» WHAT IS NEEDED: Show each line from the listing that includes the word "JSON".

» DATA IN THIS EXERCISE:

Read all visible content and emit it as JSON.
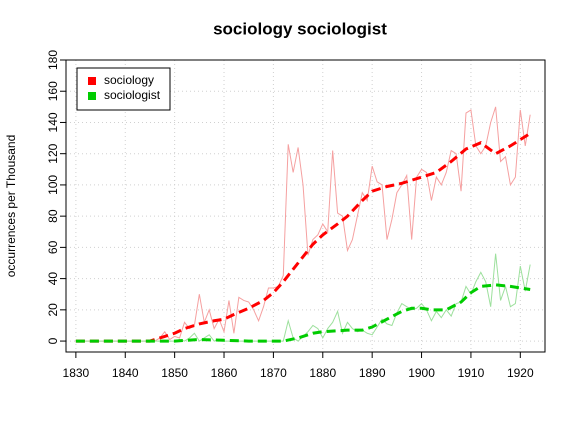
{
  "chart_data": {
    "type": "line",
    "title": "sociology sociologist",
    "ylabel": "occurrences per Thousand",
    "x": [
      1830,
      1831,
      1832,
      1833,
      1834,
      1835,
      1836,
      1837,
      1838,
      1839,
      1840,
      1841,
      1842,
      1843,
      1844,
      1845,
      1846,
      1847,
      1848,
      1849,
      1850,
      1851,
      1852,
      1853,
      1854,
      1855,
      1856,
      1857,
      1858,
      1859,
      1860,
      1861,
      1862,
      1863,
      1864,
      1865,
      1866,
      1867,
      1868,
      1869,
      1870,
      1871,
      1872,
      1873,
      1874,
      1875,
      1876,
      1877,
      1878,
      1879,
      1880,
      1881,
      1882,
      1883,
      1884,
      1885,
      1886,
      1887,
      1888,
      1889,
      1890,
      1891,
      1892,
      1893,
      1894,
      1895,
      1896,
      1897,
      1898,
      1899,
      1900,
      1901,
      1902,
      1903,
      1904,
      1905,
      1906,
      1907,
      1908,
      1909,
      1910,
      1911,
      1912,
      1913,
      1914,
      1915,
      1916,
      1917,
      1918,
      1919,
      1920,
      1921,
      1922
    ],
    "series": [
      {
        "name": "sociology",
        "color": "#ff0000",
        "raw_color": "#f5a0a0",
        "values": [
          0,
          0,
          0,
          0,
          0,
          0,
          0,
          0,
          0,
          0,
          0,
          0,
          0,
          0,
          0,
          0,
          0,
          2,
          6,
          1,
          3,
          2,
          12,
          8,
          10,
          30,
          12,
          20,
          8,
          14,
          6,
          26,
          5,
          28,
          26,
          25,
          20,
          13,
          22,
          34,
          34,
          35,
          42,
          126,
          108,
          124,
          100,
          55,
          65,
          68,
          75,
          70,
          122,
          82,
          80,
          58,
          65,
          80,
          95,
          90,
          112,
          102,
          100,
          65,
          78,
          95,
          100,
          106,
          65,
          105,
          110,
          108,
          90,
          105,
          100,
          108,
          122,
          120,
          96,
          146,
          148,
          125,
          120,
          125,
          140,
          150,
          115,
          118,
          100,
          105,
          148,
          125,
          145
        ],
        "smooth": {
          "x": [
            1830,
            1845,
            1848,
            1850,
            1852,
            1855,
            1858,
            1860,
            1862,
            1865,
            1868,
            1870,
            1872,
            1875,
            1878,
            1880,
            1883,
            1885,
            1888,
            1890,
            1893,
            1896,
            1900,
            1903,
            1906,
            1909,
            1912,
            1915,
            1918,
            1922
          ],
          "values": [
            0,
            0,
            3,
            5,
            8,
            11,
            13,
            14,
            17,
            21,
            26,
            31,
            38,
            50,
            62,
            68,
            75,
            80,
            90,
            96,
            99,
            101,
            105,
            108,
            115,
            123,
            127,
            120,
            125,
            133
          ]
        }
      },
      {
        "name": "sociologist",
        "color": "#00cc00",
        "raw_color": "#9de09d",
        "values": [
          0,
          0,
          0,
          0,
          0,
          0,
          0,
          0,
          0,
          0,
          0,
          0,
          0,
          0,
          0,
          0,
          0,
          0,
          0,
          0,
          0,
          1,
          0,
          2,
          5,
          0,
          2,
          4,
          0,
          1,
          0,
          0,
          0,
          0,
          0,
          0,
          0,
          0,
          0,
          0,
          0,
          0,
          0,
          13,
          2,
          0,
          3,
          6,
          10,
          8,
          2,
          8,
          12,
          19,
          5,
          12,
          8,
          6,
          7,
          5,
          4,
          9,
          14,
          11,
          10,
          18,
          24,
          22,
          20,
          21,
          24,
          20,
          13,
          19,
          15,
          20,
          16,
          24,
          25,
          35,
          30,
          38,
          44,
          38,
          22,
          56,
          26,
          35,
          22,
          24,
          48,
          32,
          49
        ],
        "smooth": {
          "x": [
            1830,
            1850,
            1855,
            1860,
            1865,
            1872,
            1875,
            1878,
            1880,
            1885,
            1888,
            1890,
            1893,
            1896,
            1898,
            1900,
            1902,
            1905,
            1908,
            1910,
            1912,
            1915,
            1918,
            1920,
            1922
          ],
          "values": [
            0,
            0,
            1,
            0.5,
            0,
            0,
            2,
            5,
            6,
            7,
            7,
            9,
            14,
            19,
            21,
            21,
            20,
            20,
            25,
            31,
            35,
            36,
            35,
            34,
            33
          ]
        }
      }
    ],
    "xlim": [
      1828,
      1925
    ],
    "ylim": [
      -7,
      180
    ],
    "xticks": [
      1830,
      1840,
      1850,
      1860,
      1870,
      1880,
      1890,
      1900,
      1910,
      1920
    ],
    "yticks": [
      0,
      20,
      40,
      60,
      80,
      100,
      120,
      140,
      160,
      180
    ],
    "grid": true,
    "legend": "top-left"
  }
}
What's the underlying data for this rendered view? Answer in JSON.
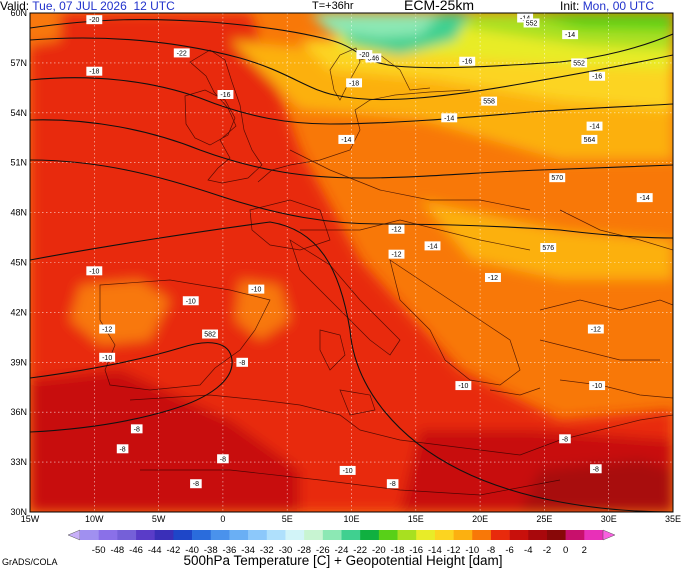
{
  "header": {
    "valid_label": "Valid:",
    "valid_value": "Tue, 07 JUL 2026",
    "valid_time": "12 UTC",
    "forecast_hour": "T=+36hr",
    "model": "ECM-25km",
    "init_label": "Init:",
    "init_value": "Mon, 00 UTC"
  },
  "map": {
    "lat_labels": [
      "60N",
      "57N",
      "54N",
      "51N",
      "48N",
      "45N",
      "42N",
      "39N",
      "36N",
      "33N",
      "30N"
    ],
    "lon_labels": [
      "15W",
      "10W",
      "5W",
      "0",
      "5E",
      "10E",
      "15E",
      "20E",
      "25E",
      "30E",
      "35E"
    ],
    "height_contours": [
      "576",
      "570",
      "564",
      "558",
      "552"
    ],
    "contour_labels": [
      {
        "text": "-20",
        "lon": -10.0,
        "lat": 59.6
      },
      {
        "text": "-22",
        "lon": -3.2,
        "lat": 57.6
      },
      {
        "text": "-18",
        "lon": -10.0,
        "lat": 56.5
      },
      {
        "text": "-16",
        "lon": 0.2,
        "lat": 55.1
      },
      {
        "text": "-14",
        "lon": 23.5,
        "lat": 59.7
      },
      {
        "text": "-14",
        "lon": 27.0,
        "lat": 58.7
      },
      {
        "text": "552",
        "lon": 24.0,
        "lat": 59.4
      },
      {
        "text": "546",
        "lon": 11.7,
        "lat": 57.3
      },
      {
        "text": "-20",
        "lon": 11.0,
        "lat": 57.5
      },
      {
        "text": "-18",
        "lon": 10.2,
        "lat": 55.8
      },
      {
        "text": "-16",
        "lon": 19.0,
        "lat": 57.1
      },
      {
        "text": "552",
        "lon": 27.7,
        "lat": 57.0
      },
      {
        "text": "-16",
        "lon": 29.1,
        "lat": 56.2
      },
      {
        "text": "558",
        "lon": 20.7,
        "lat": 54.7
      },
      {
        "text": "-14",
        "lon": 17.6,
        "lat": 53.7
      },
      {
        "text": "-14",
        "lon": 28.9,
        "lat": 53.2
      },
      {
        "text": "564",
        "lon": 28.5,
        "lat": 52.4
      },
      {
        "text": "-14",
        "lon": 9.6,
        "lat": 52.4
      },
      {
        "text": "570",
        "lon": 26.0,
        "lat": 50.1
      },
      {
        "text": "-14",
        "lon": 32.8,
        "lat": 48.9
      },
      {
        "text": "-12",
        "lon": 13.5,
        "lat": 47.0
      },
      {
        "text": "-14",
        "lon": 16.3,
        "lat": 46.0
      },
      {
        "text": "576",
        "lon": 25.3,
        "lat": 45.9
      },
      {
        "text": "-12",
        "lon": 13.5,
        "lat": 45.5
      },
      {
        "text": "-10",
        "lon": -10.0,
        "lat": 44.5
      },
      {
        "text": "-12",
        "lon": 21.0,
        "lat": 44.1
      },
      {
        "text": "-10",
        "lon": 2.6,
        "lat": 43.4
      },
      {
        "text": "-10",
        "lon": -2.5,
        "lat": 42.7
      },
      {
        "text": "-12",
        "lon": -9.0,
        "lat": 41.0
      },
      {
        "text": "582",
        "lon": -1.0,
        "lat": 40.7
      },
      {
        "text": "-12",
        "lon": 29.0,
        "lat": 41.0
      },
      {
        "text": "-10",
        "lon": -9.0,
        "lat": 39.3
      },
      {
        "text": "-8",
        "lon": 1.5,
        "lat": 39.0
      },
      {
        "text": "-10",
        "lon": 18.7,
        "lat": 37.6
      },
      {
        "text": "-10",
        "lon": 29.1,
        "lat": 37.6
      },
      {
        "text": "-8",
        "lon": -6.7,
        "lat": 35.0
      },
      {
        "text": "-8",
        "lon": 26.6,
        "lat": 34.4
      },
      {
        "text": "-8",
        "lon": -7.8,
        "lat": 33.8
      },
      {
        "text": "-8",
        "lon": 0.0,
        "lat": 33.2
      },
      {
        "text": "-8",
        "lon": 29.0,
        "lat": 32.6
      },
      {
        "text": "-10",
        "lon": 9.7,
        "lat": 32.5
      },
      {
        "text": "-8",
        "lon": -2.1,
        "lat": 31.7
      },
      {
        "text": "-8",
        "lon": 13.2,
        "lat": 31.7
      }
    ]
  },
  "colorbar": {
    "labels": [
      "-50",
      "-48",
      "-46",
      "-44",
      "-42",
      "-40",
      "-38",
      "-36",
      "-34",
      "-32",
      "-30",
      "-28",
      "-26",
      "-24",
      "-22",
      "-20",
      "-18",
      "-16",
      "-14",
      "-12",
      "-10",
      "-8",
      "-6",
      "-4",
      "-2",
      "0",
      "2"
    ],
    "colors": [
      "#a090f0",
      "#8a70e8",
      "#7560d8",
      "#5a3cc8",
      "#3a2fb8",
      "#1e46c8",
      "#2a6cdc",
      "#4a92ec",
      "#6aaff4",
      "#8cc8fa",
      "#afe0fc",
      "#d2f4f8",
      "#c8f4d2",
      "#8ce8b4",
      "#40d090",
      "#10b040",
      "#58d018",
      "#a8e020",
      "#e8ec28",
      "#fcd420",
      "#fcb010",
      "#f87808",
      "#e82a0c",
      "#c8100c",
      "#a8080c",
      "#880808",
      "#c8106c",
      "#e830b8"
    ],
    "caption": "500hPa Temperature [C] + Geopotential Height [dam]",
    "credit": "GrADS/COLA"
  }
}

» EXERCISE RESPONSE:
Read all visible content and emit it as JSON.
What's the underlying data for this rendered view? Answer in JSON.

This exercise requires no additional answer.